→ **Collected data**:
******

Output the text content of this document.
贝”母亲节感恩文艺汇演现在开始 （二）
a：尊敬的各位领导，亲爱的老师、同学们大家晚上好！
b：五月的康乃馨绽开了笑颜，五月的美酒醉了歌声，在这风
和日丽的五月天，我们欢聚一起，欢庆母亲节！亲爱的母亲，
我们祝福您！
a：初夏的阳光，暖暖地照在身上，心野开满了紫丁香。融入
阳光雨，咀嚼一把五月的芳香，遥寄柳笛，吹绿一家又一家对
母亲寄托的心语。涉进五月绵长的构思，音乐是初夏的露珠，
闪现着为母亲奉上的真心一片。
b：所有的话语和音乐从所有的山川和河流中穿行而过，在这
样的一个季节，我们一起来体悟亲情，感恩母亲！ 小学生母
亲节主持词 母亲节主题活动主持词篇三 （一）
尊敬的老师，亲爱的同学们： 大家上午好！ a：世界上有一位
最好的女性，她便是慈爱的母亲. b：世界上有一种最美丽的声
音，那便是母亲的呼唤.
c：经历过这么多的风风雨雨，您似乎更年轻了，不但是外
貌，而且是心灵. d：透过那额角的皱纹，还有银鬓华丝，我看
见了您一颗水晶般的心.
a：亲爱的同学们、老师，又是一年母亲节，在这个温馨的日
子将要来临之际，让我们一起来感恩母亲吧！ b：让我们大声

******

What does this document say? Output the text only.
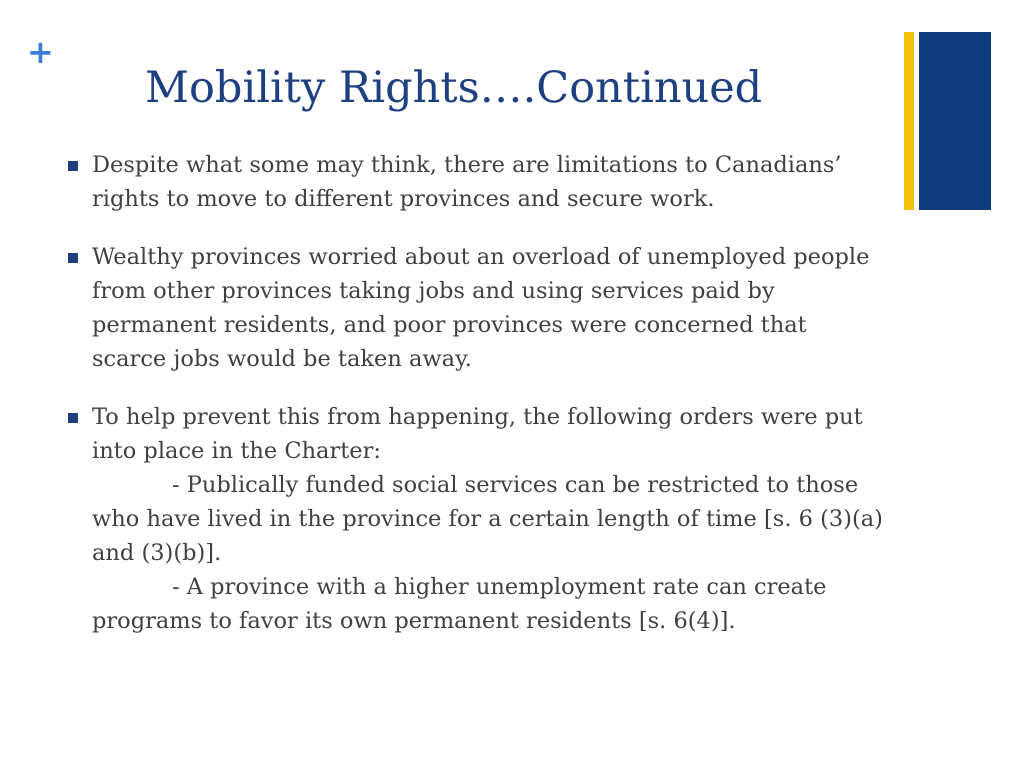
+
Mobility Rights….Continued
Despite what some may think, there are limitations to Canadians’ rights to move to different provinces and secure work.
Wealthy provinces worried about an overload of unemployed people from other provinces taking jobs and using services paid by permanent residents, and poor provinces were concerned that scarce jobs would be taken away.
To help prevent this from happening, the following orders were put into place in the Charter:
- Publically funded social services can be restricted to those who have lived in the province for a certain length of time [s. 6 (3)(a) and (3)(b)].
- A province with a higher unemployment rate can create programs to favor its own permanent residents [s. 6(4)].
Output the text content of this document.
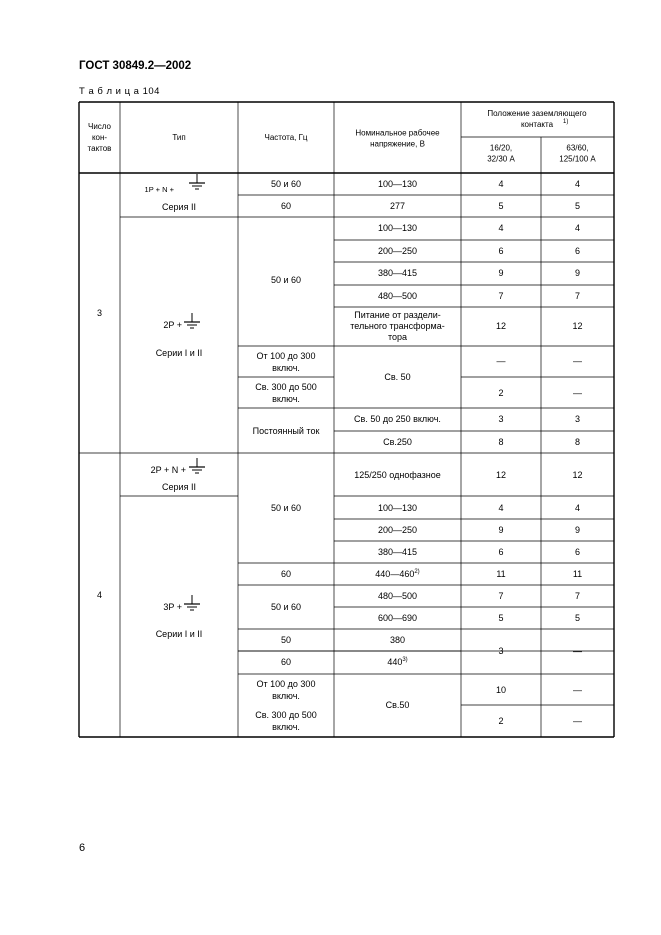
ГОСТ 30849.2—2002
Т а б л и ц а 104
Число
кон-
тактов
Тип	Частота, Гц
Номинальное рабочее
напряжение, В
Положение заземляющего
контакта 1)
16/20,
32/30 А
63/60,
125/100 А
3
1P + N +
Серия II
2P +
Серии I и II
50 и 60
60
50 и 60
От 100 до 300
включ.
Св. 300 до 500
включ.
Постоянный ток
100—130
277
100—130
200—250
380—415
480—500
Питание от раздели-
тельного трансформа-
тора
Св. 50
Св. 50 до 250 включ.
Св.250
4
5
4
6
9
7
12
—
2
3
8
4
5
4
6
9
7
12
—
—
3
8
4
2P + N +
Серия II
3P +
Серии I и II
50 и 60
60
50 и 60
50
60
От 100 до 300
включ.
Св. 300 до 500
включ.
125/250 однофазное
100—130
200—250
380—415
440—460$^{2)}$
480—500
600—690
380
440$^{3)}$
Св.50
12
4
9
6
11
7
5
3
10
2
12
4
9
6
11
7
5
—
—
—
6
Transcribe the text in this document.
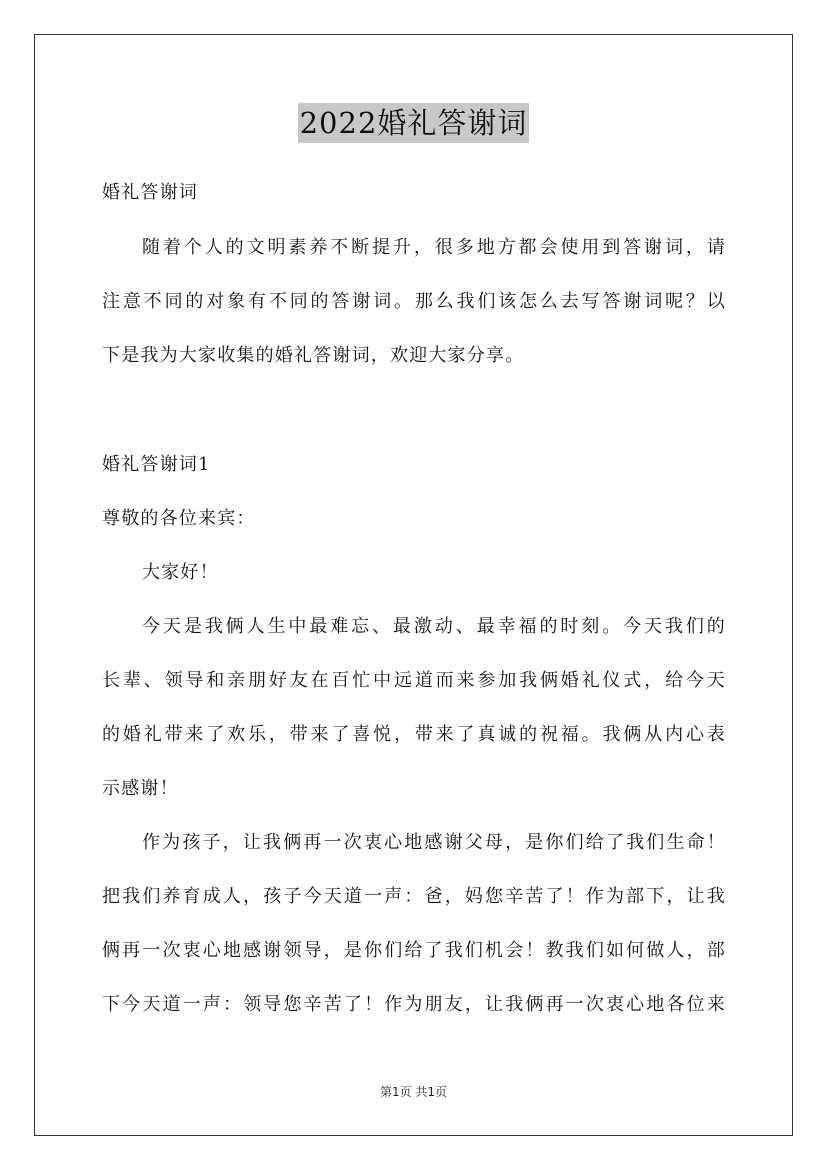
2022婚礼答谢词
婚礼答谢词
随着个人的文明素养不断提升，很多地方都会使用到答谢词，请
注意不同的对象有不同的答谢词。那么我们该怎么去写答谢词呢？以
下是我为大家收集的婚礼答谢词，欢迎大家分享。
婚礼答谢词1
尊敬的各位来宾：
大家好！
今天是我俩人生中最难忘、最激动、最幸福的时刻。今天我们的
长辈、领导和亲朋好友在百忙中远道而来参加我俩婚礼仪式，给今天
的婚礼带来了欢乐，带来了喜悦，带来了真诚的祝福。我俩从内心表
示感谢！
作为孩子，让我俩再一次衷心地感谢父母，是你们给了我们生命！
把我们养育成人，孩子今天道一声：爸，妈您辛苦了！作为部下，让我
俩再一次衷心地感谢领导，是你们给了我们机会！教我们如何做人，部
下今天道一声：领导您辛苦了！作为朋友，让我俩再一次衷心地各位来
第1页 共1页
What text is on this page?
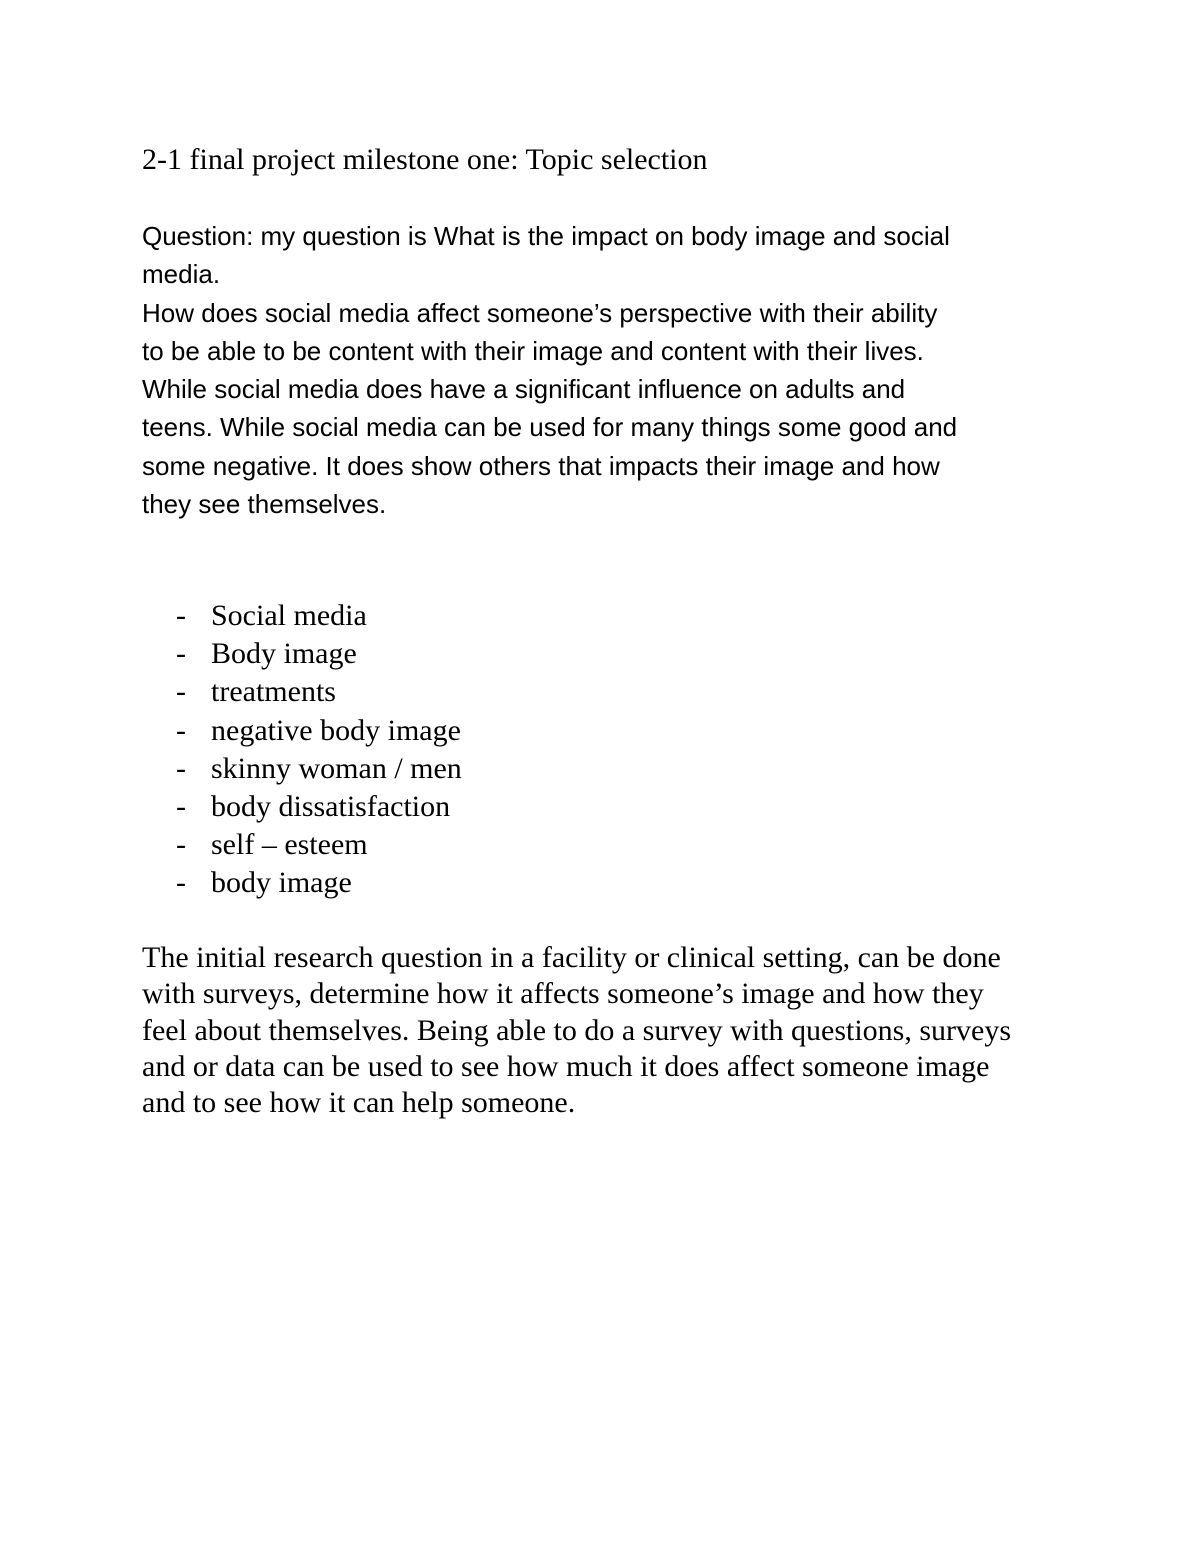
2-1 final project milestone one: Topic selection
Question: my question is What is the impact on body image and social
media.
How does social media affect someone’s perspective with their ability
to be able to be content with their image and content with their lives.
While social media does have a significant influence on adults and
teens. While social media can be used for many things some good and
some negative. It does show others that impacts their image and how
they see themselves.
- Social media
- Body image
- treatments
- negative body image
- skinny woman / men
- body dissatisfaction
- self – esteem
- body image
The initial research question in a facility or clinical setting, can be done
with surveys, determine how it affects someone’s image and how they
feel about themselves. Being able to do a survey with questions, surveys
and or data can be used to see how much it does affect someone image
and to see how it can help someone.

******

→ **Request**:
Scan the material above for the string "does" and report each line where you find it.

→ **Answer for this exercise**:
What does this document say? Output the text only.
How does social media affect someone’s perspective with their ability
While social media does have a significant influence on adults and
some negative. It does show others that impacts their image and how
and or data can be used to see how much it does affect someone image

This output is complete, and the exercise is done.